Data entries
-------------------------
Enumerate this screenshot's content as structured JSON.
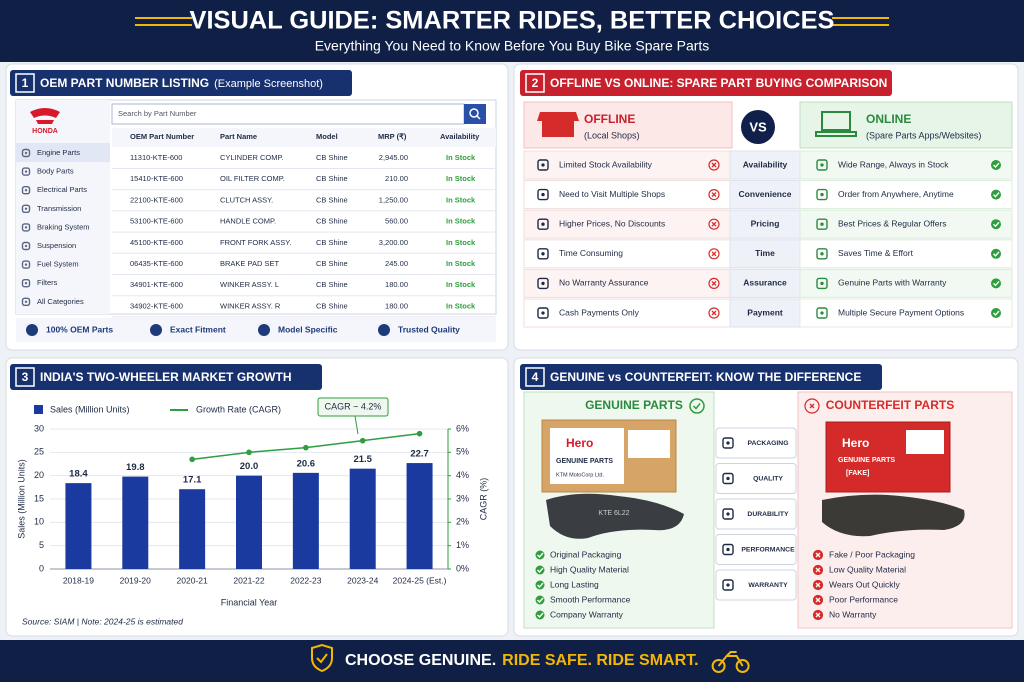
{
  "header": {
    "title": "VISUAL GUIDE: SMARTER RIDES, BETTER CHOICES",
    "subtitle": "Everything You Need to Know Before You Buy Bike Spare Parts"
  },
  "panel1": {
    "number": "1",
    "title": "OEM PART NUMBER LISTING",
    "title_note": "(Example Screenshot)",
    "brand": "HONDA",
    "search_placeholder": "Search by Part Number",
    "sidebar": [
      "Engine Parts",
      "Body Parts",
      "Electrical Parts",
      "Transmission",
      "Braking System",
      "Suspension",
      "Fuel System",
      "Filters",
      "All Categories"
    ],
    "table": {
      "columns": [
        "OEM Part Number",
        "Part Name",
        "Model",
        "MRP (₹)",
        "Availability"
      ],
      "rows": [
        [
          "11310-KTE-600",
          "CYLINDER COMP.",
          "CB Shine",
          "2,945.00",
          "In Stock"
        ],
        [
          "15410-KTE-600",
          "OIL FILTER COMP.",
          "CB Shine",
          "210.00",
          "In Stock"
        ],
        [
          "22100-KTE-600",
          "CLUTCH ASSY.",
          "CB Shine",
          "1,250.00",
          "In Stock"
        ],
        [
          "53100-KTE-600",
          "HANDLE COMP.",
          "CB Shine",
          "560.00",
          "In Stock"
        ],
        [
          "45100-KTE-600",
          "FRONT FORK ASSY.",
          "CB Shine",
          "3,200.00",
          "In Stock"
        ],
        [
          "06435-KTE-600",
          "BRAKE PAD SET",
          "CB Shine",
          "245.00",
          "In Stock"
        ],
        [
          "34901-KTE-600",
          "WINKER ASSY. L",
          "CB Shine",
          "180.00",
          "In Stock"
        ],
        [
          "34902-KTE-600",
          "WINKER ASSY. R",
          "CB Shine",
          "180.00",
          "In Stock"
        ]
      ]
    },
    "badges": [
      "100% OEM Parts",
      "Exact Fitment",
      "Model Specific",
      "Trusted Quality"
    ]
  },
  "panel2": {
    "number": "2",
    "title": "OFFLINE VS ONLINE: SPARE PART BUYING COMPARISON",
    "offline": {
      "title": "OFFLINE",
      "subtitle": "(Local Shops)"
    },
    "vs": "VS",
    "online": {
      "title": "ONLINE",
      "subtitle": "(Spare Parts Apps/Websites)"
    },
    "rows": [
      {
        "offline": "Limited Stock Availability",
        "criterion": "Availability",
        "online": "Wide Range, Always in Stock"
      },
      {
        "offline": "Need to Visit Multiple Shops",
        "criterion": "Convenience",
        "online": "Order from Anywhere, Anytime"
      },
      {
        "offline": "Higher Prices, No Discounts",
        "criterion": "Pricing",
        "online": "Best Prices & Regular Offers"
      },
      {
        "offline": "Time Consuming",
        "criterion": "Time",
        "online": "Saves Time & Effort"
      },
      {
        "offline": "No Warranty Assurance",
        "criterion": "Assurance",
        "online": "Genuine Parts with Warranty"
      },
      {
        "offline": "Cash Payments Only",
        "criterion": "Payment",
        "online": "Multiple Secure Payment Options"
      }
    ]
  },
  "panel3": {
    "number": "3"
  },
  "chart_data": {
    "type": "bar",
    "title": "INDIA'S TWO-WHEELER MARKET GROWTH",
    "categories": [
      "2018-19",
      "2019-20",
      "2020-21",
      "2021-22",
      "2022-23",
      "2023-24",
      "2024-25 (Est.)"
    ],
    "series": [
      {
        "name": "Sales (Million Units)",
        "color": "#1b3aa0",
        "values": [
          18.4,
          19.8,
          17.1,
          20.0,
          20.6,
          21.5,
          22.7
        ],
        "value_labels": [
          "18.4",
          "19.8",
          "17.1",
          "20.0",
          "20.6",
          "21.5",
          "22.7"
        ]
      },
      {
        "name": "Growth Rate (CAGR)",
        "color": "#2e9e3e",
        "type": "line",
        "axis": "y2",
        "values": [
          null,
          null,
          4.7,
          5.0,
          5.2,
          5.5,
          5.8
        ]
      }
    ],
    "xlabel": "Financial Year",
    "ylabel": "Sales (Million Units)",
    "y2label": "CAGR (%)",
    "ylim": [
      0,
      30
    ],
    "yticks": [
      0,
      5,
      10,
      15,
      20,
      25,
      30
    ],
    "y2lim": [
      0,
      6
    ],
    "y2ticks": [
      {
        "value": 0,
        "label": "0%"
      },
      {
        "value": 1,
        "label": "1%"
      },
      {
        "value": 2,
        "label": "2%"
      },
      {
        "value": 3,
        "label": "3%"
      },
      {
        "value": 4,
        "label": "4%"
      },
      {
        "value": 5,
        "label": "5%"
      },
      {
        "value": 6,
        "label": "6%"
      }
    ],
    "grid": true,
    "annotation": "CAGR ~ 4.2%",
    "note": "Source: SIAM  |  Note: 2024-25 is estimated"
  },
  "panel4": {
    "number": "4",
    "title": "GENUINE vs COUNTERFEIT: KNOW THE DIFFERENCE",
    "genuine": {
      "title": "GENUINE PARTS",
      "box_brand": "Hero",
      "box_label": "GENUINE PARTS",
      "box_maker": "KTM MotoCorp Ltd.",
      "pad_marking": "KTE 6L22",
      "points": [
        "Original Packaging",
        "High Quality Material",
        "Long Lasting",
        "Smooth Performance",
        "Company Warranty"
      ]
    },
    "criteria": [
      "PACKAGING",
      "QUALITY",
      "DURABILITY",
      "PERFORMANCE",
      "WARRANTY"
    ],
    "counterfeit": {
      "title": "COUNTERFEIT PARTS",
      "box_brand": "Hero",
      "box_label": "GENUINE PARTS",
      "box_tag": "[FAKE]",
      "points": [
        "Fake / Poor Packaging",
        "Low Quality Material",
        "Wears Out Quickly",
        "Poor Performance",
        "No Warranty"
      ]
    }
  },
  "footer": {
    "lead": "CHOOSE GENUINE.",
    "tagline": "RIDE SAFE. RIDE SMART."
  }
}
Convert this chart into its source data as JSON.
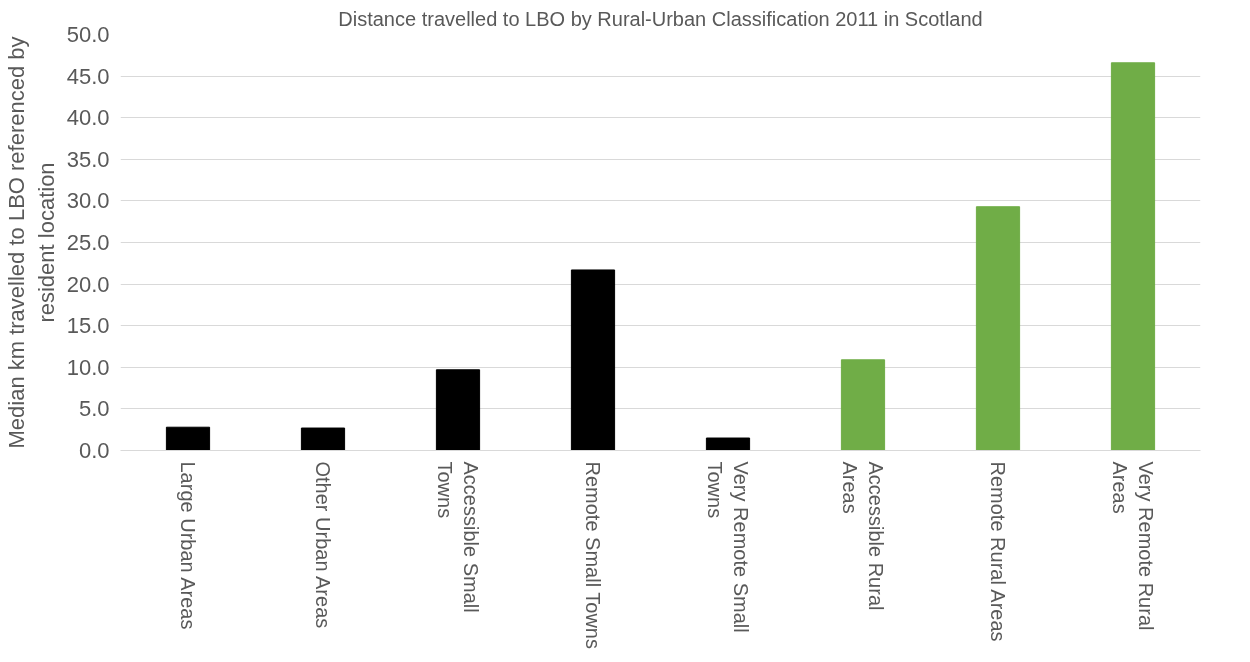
{
  "chart_data": {
    "type": "bar",
    "title": "Distance travelled to LBO by Rural-Urban Classification 2011 in Scotland",
    "ylabel": "Median km travelled to LBO referenced by resident location",
    "categories": [
      "Large Urban Areas",
      "Other Urban Areas",
      "Accessible Small Towns",
      "Remote Small Towns",
      "Very Remote Small Towns",
      "Accessible Rural Areas",
      "Remote Rural Areas",
      "Very Remote Rural Areas"
    ],
    "values": [
      2.8,
      2.7,
      9.7,
      21.7,
      1.5,
      10.9,
      29.3,
      46.6
    ],
    "colors": [
      "#000000",
      "#000000",
      "#000000",
      "#000000",
      "#000000",
      "#70ad47",
      "#70ad47",
      "#70ad47"
    ],
    "ylim": [
      0,
      50
    ],
    "yticks": [
      {
        "value": 0,
        "label": "0.0"
      },
      {
        "value": 5,
        "label": "5.0"
      },
      {
        "value": 10,
        "label": "10.0"
      },
      {
        "value": 15,
        "label": "15.0"
      },
      {
        "value": 20,
        "label": "20.0"
      },
      {
        "value": 25,
        "label": "25.0"
      },
      {
        "value": 30,
        "label": "30.0"
      },
      {
        "value": 35,
        "label": "35.0"
      },
      {
        "value": 40,
        "label": "40.0"
      },
      {
        "value": 45,
        "label": "45.0"
      },
      {
        "value": 50,
        "label": "50.0"
      }
    ],
    "grid": "y"
  }
}
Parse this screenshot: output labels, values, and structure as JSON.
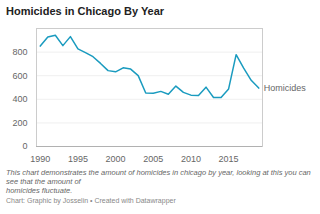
{
  "chart_data": {
    "type": "line",
    "title": "Homicides in Chicago By Year",
    "caption": "This chart demonstrates the amount of homicides in chicago by year, looking at this you can see that the amount of\nhomicides fluctuate.",
    "source": "Chart: Graphic by Josselin • Created with Datawrapper",
    "x": [
      1990,
      1991,
      1992,
      1993,
      1994,
      1995,
      1996,
      1997,
      1998,
      1999,
      2000,
      2001,
      2002,
      2003,
      2004,
      2005,
      2006,
      2007,
      2008,
      2009,
      2010,
      2011,
      2012,
      2013,
      2014,
      2015,
      2016,
      2017,
      2018,
      2019
    ],
    "series": [
      {
        "name": "Homicides",
        "color": "#1a9bbf",
        "values": [
          851,
          928,
          943,
          855,
          931,
          828,
          796,
          761,
          704,
          643,
          633,
          667,
          656,
          601,
          453,
          452,
          467,
          443,
          512,
          459,
          435,
          433,
          503,
          415,
          415,
          488,
          778,
          664,
          561,
          495
        ]
      }
    ],
    "xlim": [
      1989.5,
      2019.5
    ],
    "xticks": [
      1990,
      1995,
      2000,
      2005,
      2010,
      2015
    ],
    "ylim": [
      0,
      1000
    ],
    "yticks": [
      0,
      200,
      400,
      600,
      800
    ],
    "grid": true
  }
}
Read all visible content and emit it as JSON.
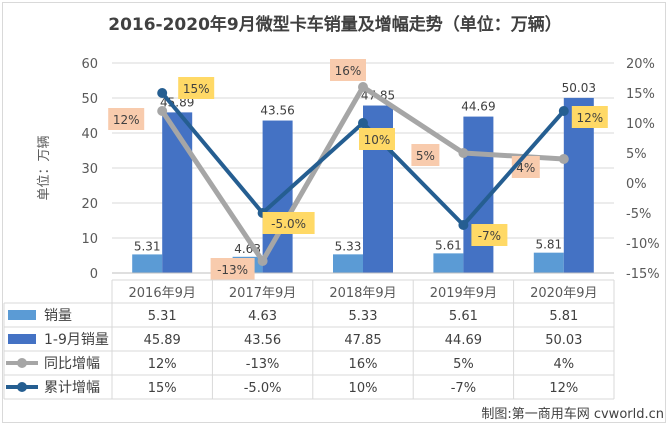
{
  "chart_data": {
    "type": "bar",
    "title": "2016-2020年9月微型卡车销量及增幅走势（单位：万辆）",
    "ylabel": "单位：万辆",
    "categories": [
      "2016年9月",
      "2017年9月",
      "2018年9月",
      "2019年9月",
      "2020年9月"
    ],
    "ylim": [
      0,
      60
    ],
    "yticks": [
      0,
      10,
      20,
      30,
      40,
      50,
      60
    ],
    "y2lim": [
      -15,
      20
    ],
    "y2ticks": [
      "-15%",
      "-10%",
      "-5%",
      "0%",
      "5%",
      "10%",
      "15%",
      "20%"
    ],
    "grid": true,
    "legend": "table-below",
    "series": [
      {
        "name": "销量",
        "type": "bar",
        "axis": "left",
        "color": "#5b9bd5",
        "values": [
          5.31,
          4.63,
          5.33,
          5.61,
          5.81
        ],
        "labels": [
          "5.31",
          "4.63",
          "5.33",
          "5.61",
          "5.81"
        ]
      },
      {
        "name": "1-9月销量",
        "type": "bar",
        "axis": "left",
        "color": "#4472c4",
        "values": [
          45.89,
          43.56,
          47.85,
          44.69,
          50.03
        ],
        "labels": [
          "45.89",
          "43.56",
          "47.85",
          "44.69",
          "50.03"
        ]
      },
      {
        "name": "同比增幅",
        "type": "line",
        "axis": "right",
        "color": "#a6a6a6",
        "values": [
          12,
          -13,
          16,
          5,
          4
        ],
        "labels": [
          "12%",
          "-13%",
          "16%",
          "5%",
          "4%"
        ]
      },
      {
        "name": "累计增幅",
        "type": "line",
        "axis": "right",
        "color": "#255e91",
        "values": [
          15,
          -5,
          10,
          -7,
          12
        ],
        "labels": [
          "15%",
          "-5.0%",
          "10%",
          "-7%",
          "12%"
        ]
      }
    ]
  },
  "credit": "制图:第一商用车网 cvworld.cn"
}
-------------------------
REQUIRED WORK:
Omit all pictures and write out, exactly, only the lines from the line containing "Read all visible content and emit it as JSON." through the last line of the entries above.

SOLUTION:
Read all visible content and emit it as JSON.
{
  "chart_data": {
    "type": "bar",
    "title": "2016-2020年9月微型卡车销量及增幅走势（单位：万辆）",
    "ylabel": "单位：万辆",
    "categories": [
      "2016年9月",
      "2017年9月",
      "2018年9月",
      "2019年9月",
      "2020年9月"
    ],
    "ylim": [
      0,
      60
    ],
    "yticks": [
      0,
      10,
      20,
      30,
      40,
      50,
      60
    ],
    "y2lim": [
      -15,
      20
    ],
    "y2ticks": [
      "-15%",
      "-10%",
      "-5%",
      "0%",
      "5%",
      "10%",
      "15%",
      "20%"
    ],
    "grid": true,
    "legend": "table-below",
    "series": [
      {
        "name": "销量",
        "type": "bar",
        "axis": "left",
        "color": "#5b9bd5",
        "values": [
          5.31,
          4.63,
          5.33,
          5.61,
          5.81
        ],
        "labels": [
          "5.31",
          "4.63",
          "5.33",
          "5.61",
          "5.81"
        ]
      },
      {
        "name": "1-9月销量",
        "type": "bar",
        "axis": "left",
        "color": "#4472c4",
        "values": [
          45.89,
          43.56,
          47.85,
          44.69,
          50.03
        ],
        "labels": [
          "45.89",
          "43.56",
          "47.85",
          "44.69",
          "50.03"
        ]
      },
      {
        "name": "同比增幅",
        "type": "line",
        "axis": "right",
        "color": "#a6a6a6",
        "values": [
          12,
          -13,
          16,
          5,
          4
        ],
        "labels": [
          "12%",
          "-13%",
          "16%",
          "5%",
          "4%"
        ]
      },
      {
        "name": "累计增幅",
        "type": "line",
        "axis": "right",
        "color": "#255e91",
        "values": [
          15,
          -5,
          10,
          -7,
          12
        ],
        "labels": [
          "15%",
          "-5.0%",
          "10%",
          "-7%",
          "12%"
        ]
      }
    ]
  },
  "credit": "制图:第一商用车网 cvworld.cn"
}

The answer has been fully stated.